> **Tarea 1**:
Actualiza las entradas desde la primera hasta la línea que contiene "Polygon shape [570,433,758,513]", ambas incluidas, y vuelve a escribirlas cambiando "Ellipse shape" por "Elipse". Todo lo demás debe quedar igual.

══ Fragmento de página ══

Por aquellas fechas se calcula que había en Córcega entre mil y mil doscientos miembros del clero regular para una población estimada de 150.000 almas, lo que hacía un religioso por cada 150 personas más o menos. Si a esto añadimos la presencia de otros dos mil sacerdotes, esta vez seculares, podemos imaginar lo que suponía el que de golpe llegaran a la isla alrededor de 5.000 nuevos religiosos4.

La soberanía de Génova sobre Córcega y la presencia allí de soldados franceses son las razones por las que la diplomacia española se vio forzada a jugar la doble baza genovesa y francesa, e incluso la del propio rebelde Paoli, a pesar de que de hecho era Francia la dueña de parte de la isla, y acabaría siéndolo jurídicamente de toda ella unos meses después cuando los genoveses hartos de la situación corsa cedieron la isla a Francia, en 1768, por dos millones de francos5. A este escenario de guerra e inestabilidad política pensó Carlos III enviar a los jesuitas expulsos de sus dominios.

Esta solución del desembarco y establecimiento de los jesuitas en Córcega constituye un capítulo mal conocido de la expulsión. Capítulo que se inició con la concentración de todos los jesuitas españoles en diferentes depósitos interinos o casas; después con la reunión final en cuatro puntos de embarque de donde saldrían las flotillas correspondientes rumbo a Italia, a saber Ferrol para los de la provincia jesuítica de Castilla, Cartagena para los de Toledo, Salou y Mallorca (Palma) para los de Aragón, y por lo que respecta a la provincia jesuítica de Andalucía, que estaba integrada por Andalucía y Canarias, fueron designados dos puertos de embarque: Puerto de Santa María para los que habitaban los reinos de Córdoba, Jaén y Sevilla, a donde debían llegar también los de Canarias y los de Extremadura6, y Málaga para los del antiguo reino de Granada7.

═══
══ Datos extraídos ══

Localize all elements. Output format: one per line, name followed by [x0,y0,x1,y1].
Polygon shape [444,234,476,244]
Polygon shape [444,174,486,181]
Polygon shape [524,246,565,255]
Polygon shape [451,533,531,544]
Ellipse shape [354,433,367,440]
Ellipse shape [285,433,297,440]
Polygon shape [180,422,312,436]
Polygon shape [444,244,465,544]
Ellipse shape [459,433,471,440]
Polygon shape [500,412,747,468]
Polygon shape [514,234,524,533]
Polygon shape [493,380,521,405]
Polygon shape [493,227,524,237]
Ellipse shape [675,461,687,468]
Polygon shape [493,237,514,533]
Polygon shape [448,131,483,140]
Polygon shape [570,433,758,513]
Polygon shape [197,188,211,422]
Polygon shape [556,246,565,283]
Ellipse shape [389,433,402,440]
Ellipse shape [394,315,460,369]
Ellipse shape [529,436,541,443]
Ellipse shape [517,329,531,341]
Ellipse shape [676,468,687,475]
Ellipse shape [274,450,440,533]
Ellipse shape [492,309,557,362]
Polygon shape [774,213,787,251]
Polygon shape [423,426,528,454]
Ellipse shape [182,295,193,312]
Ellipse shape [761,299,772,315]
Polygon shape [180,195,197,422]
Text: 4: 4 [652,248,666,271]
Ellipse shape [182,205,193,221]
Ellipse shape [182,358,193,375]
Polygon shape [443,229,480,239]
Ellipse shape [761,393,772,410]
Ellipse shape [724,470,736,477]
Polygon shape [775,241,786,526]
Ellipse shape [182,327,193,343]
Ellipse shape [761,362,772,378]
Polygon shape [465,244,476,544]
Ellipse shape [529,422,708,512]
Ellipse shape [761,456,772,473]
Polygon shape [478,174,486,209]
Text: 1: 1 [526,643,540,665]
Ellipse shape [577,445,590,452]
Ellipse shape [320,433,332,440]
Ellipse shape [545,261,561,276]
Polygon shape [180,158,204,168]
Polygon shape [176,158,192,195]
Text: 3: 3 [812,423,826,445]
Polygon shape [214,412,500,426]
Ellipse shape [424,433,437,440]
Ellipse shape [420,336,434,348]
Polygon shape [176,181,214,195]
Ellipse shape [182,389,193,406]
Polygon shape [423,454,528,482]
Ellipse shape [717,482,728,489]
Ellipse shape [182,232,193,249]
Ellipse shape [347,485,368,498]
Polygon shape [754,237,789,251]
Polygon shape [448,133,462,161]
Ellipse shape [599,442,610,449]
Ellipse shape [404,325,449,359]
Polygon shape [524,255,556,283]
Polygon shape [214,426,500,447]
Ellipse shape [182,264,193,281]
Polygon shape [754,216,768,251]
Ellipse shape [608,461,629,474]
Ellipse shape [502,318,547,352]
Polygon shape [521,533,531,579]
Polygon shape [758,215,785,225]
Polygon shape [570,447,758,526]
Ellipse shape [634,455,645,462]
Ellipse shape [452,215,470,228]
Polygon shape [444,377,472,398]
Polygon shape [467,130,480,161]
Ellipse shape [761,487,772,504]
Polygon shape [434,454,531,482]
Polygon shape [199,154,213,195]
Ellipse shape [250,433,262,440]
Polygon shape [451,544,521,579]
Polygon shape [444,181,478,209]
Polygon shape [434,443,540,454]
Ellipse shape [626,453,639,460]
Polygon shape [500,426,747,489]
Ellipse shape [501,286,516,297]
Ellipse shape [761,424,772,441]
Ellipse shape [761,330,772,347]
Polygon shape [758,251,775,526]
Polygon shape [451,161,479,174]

═══

> **Tarea 2**:
Di si cada afirmación coincide con el fragmento sobre los jesuitas en Córcega. Responde sí o no y cita textualmente las palabras que lo deciden.
(a) Génova cedió Córcega a Francia en 1768.
(b) Los jesuitas de la provincia de Castilla embarcaron en Cartagena.
(c) La población estimada de Córcega era de 150.000 almas.

> **Resultado 1**:
Localize all elements. Output format: one per line, name followed by [x0,y0,x1,y1].
Polygon shape [444,234,476,244]
Polygon shape [444,174,486,181]
Polygon shape [524,246,565,255]
Polygon shape [451,533,531,544]
Elipse [354,433,367,440]
Elipse [285,433,297,440]
Polygon shape [180,422,312,436]
Polygon shape [444,244,465,544]
Elipse [459,433,471,440]
Polygon shape [500,412,747,468]
Polygon shape [514,234,524,533]
Polygon shape [493,380,521,405]
Polygon shape [493,227,524,237]
Elipse [675,461,687,468]
Polygon shape [493,237,514,533]
Polygon shape [448,131,483,140]
Polygon shape [570,433,758,513]

> **Resultado 2**:
(a) Sí: "cedieron la isla a Francia, en 1768, por dos millones de francos".
(b) No: "Ferrol para los de la provincia jesuítica de Castilla".
(c) Sí: "para una población estimada de 150.000 almas".